Challenges »
• a. In the passage on Es'kia Mphahlele's memoirs, what was the subject of the thesis he began researching in 1956?
• b. Pick up the passage on Es'kia Mphahlele's memoirs after its final sentence and carry it forward.

Text segment »
══════════════════════════════
Towards the end of his first memoir, Down Second Avenue, Es’kia Mphahlele writes about the allure of exile set against the inhibitions that South African segregationism and apartheid had placed on his ongoing struggles for selfassertion as a man and an intellectual. In these latter pages of the book we see the emergence of Mphahlele as a literary critic. And in his second memoir, Afrika, My Music, his recollections of his years at Drum magazine in the 1950s are unassumingly peppered with his first substantial foray into literary criticism. ‘In 1956,’ he writes, ‘I began research for a thesis which I was going to present for the M.A. degree in the University of South Africa. My subject was The Non-European Character in South African English Fiction.’Although it first appeared as his master’s dissertation in 1956, ‘The Non-European Character in South African English Fiction’ also features in Down Second Avenue.
══════════════════════════════
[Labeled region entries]
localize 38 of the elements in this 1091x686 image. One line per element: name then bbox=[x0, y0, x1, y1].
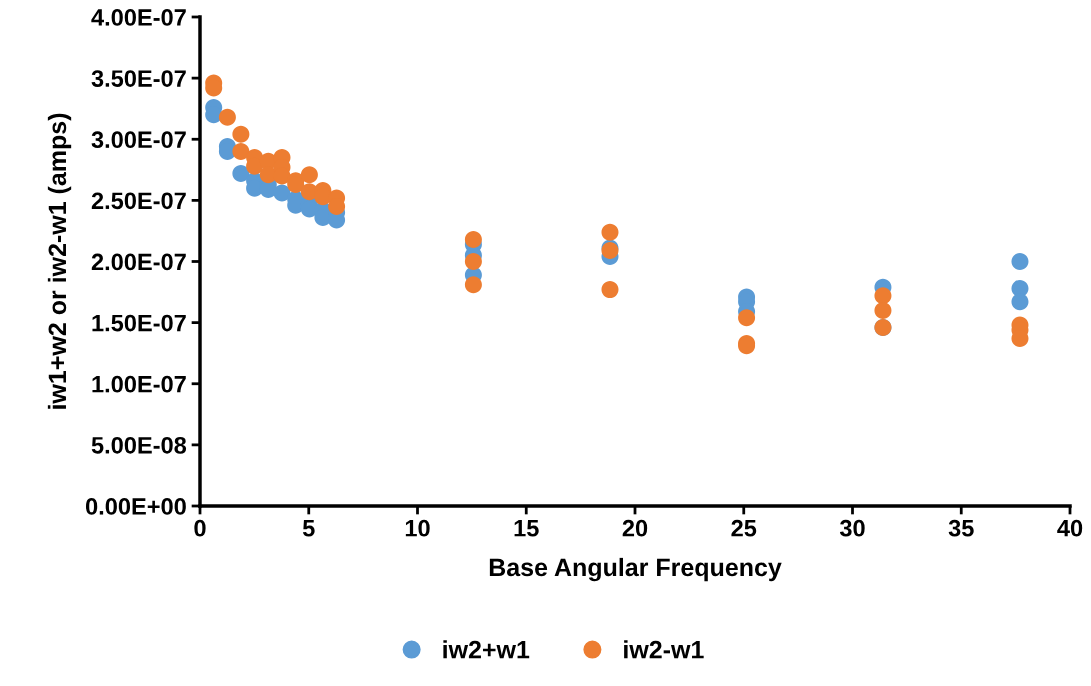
y-axis-title: iw1+w2 or iw2-w1 (amps) bbox=[47, 113, 72, 409]
y-tick-label: 1.00E-07 bbox=[92, 375, 186, 393]
point bbox=[232, 164, 250, 182]
point bbox=[273, 184, 291, 202]
x-tick-label: 0 bbox=[194, 519, 206, 537]
point bbox=[874, 287, 892, 305]
y-tick-label: 3.50E-07 bbox=[91, 70, 186, 87]
point bbox=[601, 281, 619, 299]
x-tick-label: 25 bbox=[731, 519, 757, 537]
x-tick-label: 15 bbox=[514, 520, 539, 537]
point bbox=[1011, 293, 1029, 311]
x-tick-label: 10 bbox=[405, 519, 430, 537]
point bbox=[1011, 252, 1029, 271]
y-tick-label: 4.00E-07 bbox=[91, 9, 186, 26]
y-tick-label: 2.50E-07 bbox=[91, 192, 186, 210]
legend-label: iw2-w1 bbox=[624, 640, 704, 659]
x-tick-label: 20 bbox=[622, 519, 648, 537]
point bbox=[232, 142, 250, 160]
point bbox=[874, 301, 892, 319]
point bbox=[300, 166, 318, 184]
x-tick-label: 30 bbox=[839, 519, 865, 537]
point bbox=[738, 309, 756, 327]
point bbox=[464, 252, 482, 271]
point bbox=[232, 125, 250, 143]
y-tick-label: 1.50E-07 bbox=[92, 314, 186, 332]
x-axis-title: Base Angular Frequency bbox=[489, 557, 782, 582]
point bbox=[601, 223, 619, 241]
y-tick-label: 0.00E+00 bbox=[85, 498, 186, 515]
x-tick-label: 35 bbox=[948, 519, 974, 537]
point bbox=[464, 230, 482, 248]
y-tick-label: 3.00E-07 bbox=[91, 131, 186, 149]
x-tick-label: 40 bbox=[1057, 519, 1083, 537]
point bbox=[464, 276, 482, 294]
point bbox=[218, 108, 236, 126]
legend-label: iw2+w1 bbox=[443, 640, 530, 659]
y-tick-label: 5.00E-08 bbox=[91, 436, 187, 454]
y-tick-label: 2.00E-07 bbox=[91, 253, 186, 271]
x-tick-label: 5 bbox=[302, 520, 315, 537]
══════════════════════════════
Task responses »
• a. The Non-European Character in South African English Fiction.

• b.
The temporal and spatial gap that lies between ‘The Non-European Character in South African English Fiction’ and The African Image (a revised edition of the book was published in 1974) marks substantial transformations in Mphahlele’s literary and intellectual odyssey. Along with the writings of Peter Abrahams, Bloke Modisane and others, his first substantial work, Down Second Avenue, would emerge amongst a corpus of works giving the outside world a glimpse of the textures of black life under the most persistent colonial state in Africa. Perhaps because the autobiographical form has been read as a ‘peculiar genre’ that ‘depicts the very social conditions that have given rise to it’ and as ‘South Africa’s most singular contribution to black literature’, Down Second Avenue arguably holds pride of place in the corpus of Mphahlele’s writings. Indeed, the works of Abrahams, Mphahlele and Alex La Guma acquired something of a canonical status in the education of a generation of those on the continent who came of age in the wake of independence in the 1960s and 1970s, without any immediate access to the lived realities of apartheid.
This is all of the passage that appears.